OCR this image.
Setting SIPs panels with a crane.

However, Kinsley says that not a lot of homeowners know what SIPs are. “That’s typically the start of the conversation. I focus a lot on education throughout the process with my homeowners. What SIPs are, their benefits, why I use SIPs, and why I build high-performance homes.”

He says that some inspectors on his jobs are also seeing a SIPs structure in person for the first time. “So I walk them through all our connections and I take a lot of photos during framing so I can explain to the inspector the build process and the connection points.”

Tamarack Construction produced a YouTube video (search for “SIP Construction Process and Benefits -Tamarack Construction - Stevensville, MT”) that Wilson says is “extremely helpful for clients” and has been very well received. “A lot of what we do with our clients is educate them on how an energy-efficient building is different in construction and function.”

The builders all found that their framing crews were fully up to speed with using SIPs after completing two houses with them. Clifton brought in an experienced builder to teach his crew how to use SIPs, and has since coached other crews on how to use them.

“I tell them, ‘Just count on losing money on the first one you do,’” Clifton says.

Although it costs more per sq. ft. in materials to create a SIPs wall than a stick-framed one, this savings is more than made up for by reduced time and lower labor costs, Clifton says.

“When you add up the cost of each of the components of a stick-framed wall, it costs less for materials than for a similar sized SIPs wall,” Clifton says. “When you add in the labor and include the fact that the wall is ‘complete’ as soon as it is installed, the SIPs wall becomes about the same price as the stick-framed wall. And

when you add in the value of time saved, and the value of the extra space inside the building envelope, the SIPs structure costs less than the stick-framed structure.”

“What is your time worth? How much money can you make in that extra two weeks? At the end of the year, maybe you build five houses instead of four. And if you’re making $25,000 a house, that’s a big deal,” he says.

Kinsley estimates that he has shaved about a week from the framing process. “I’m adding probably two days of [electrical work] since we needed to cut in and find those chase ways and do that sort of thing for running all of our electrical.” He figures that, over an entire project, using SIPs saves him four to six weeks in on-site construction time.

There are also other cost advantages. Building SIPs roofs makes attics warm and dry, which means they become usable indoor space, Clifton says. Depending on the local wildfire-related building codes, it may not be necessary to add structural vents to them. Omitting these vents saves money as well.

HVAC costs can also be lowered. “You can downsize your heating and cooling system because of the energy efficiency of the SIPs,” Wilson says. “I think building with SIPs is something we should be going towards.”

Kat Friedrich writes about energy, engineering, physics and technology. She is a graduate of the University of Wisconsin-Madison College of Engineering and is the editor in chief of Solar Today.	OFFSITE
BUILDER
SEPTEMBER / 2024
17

* Prompt: Reproduce the material above, every line of it, exactly.

* Expected answer:
OCR this image.
Setting SIPs panels with a crane.

However, Kinsley says that not a lot of homeowners know what SIPs are. “That’s typically the start of the conversation. I focus a lot on education throughout the process with my homeowners. What SIPs are, their benefits, why I use SIPs, and why I build high-performance homes.”

He says that some inspectors on his jobs are also seeing a SIPs structure in person for the first time. “So I walk them through all our connections and I take a lot of photos during framing so I can explain to the inspector the build process and the connection points.”

Tamarack Construction produced a YouTube video (search for “SIP Construction Process and Benefits -Tamarack Construction - Stevensville, MT”) that Wilson says is “extremely helpful for clients” and has been very well received. “A lot of what we do with our clients is educate them on how an energy-efficient building is different in construction and function.”

The builders all found that their framing crews were fully up to speed with using SIPs after completing two houses with them. Clifton brought in an experienced builder to teach his crew how to use SIPs, and has since coached other crews on how to use them.

“I tell them, ‘Just count on losing money on the first one you do,’” Clifton says.

Although it costs more per sq. ft. in materials to create a SIPs wall than a stick-framed one, this savings is more than made up for by reduced time and lower labor costs, Clifton says.

“When you add up the cost of each of the components of a stick-framed wall, it costs less for materials than for a similar sized SIPs wall,” Clifton says. “When you add in the labor and include the fact that the wall is ‘complete’ as soon as it is installed, the SIPs wall becomes about the same price as the stick-framed wall. And

when you add in the value of time saved, and the value of the extra space inside the building envelope, the SIPs structure costs less than the stick-framed structure.”

“What is your time worth? How much money can you make in that extra two weeks? At the end of the year, maybe you build five houses instead of four. And if you’re making $25,000 a house, that’s a big deal,” he says.

Kinsley estimates that he has shaved about a week from the framing process. “I’m adding probably two days of [electrical work] since we needed to cut in and find those chase ways and do that sort of thing for running all of our electrical.” He figures that, over an entire project, using SIPs saves him four to six weeks in on-site construction time.

There are also other cost advantages. Building SIPs roofs makes attics warm and dry, which means they become usable indoor space, Clifton says. Depending on the local wildfire-related building codes, it may not be necessary to add structural vents to them. Omitting these vents saves money as well.

HVAC costs can also be lowered. “You can downsize your heating and cooling system because of the energy efficiency of the SIPs,” Wilson says. “I think building with SIPs is something we should be going towards.”

Kat Friedrich writes about energy, engineering, physics and technology. She is a graduate of the University of Wisconsin-Madison College of Engineering and is the editor in chief of Solar Today.	OFFSITE
BUILDER
SEPTEMBER / 2024
17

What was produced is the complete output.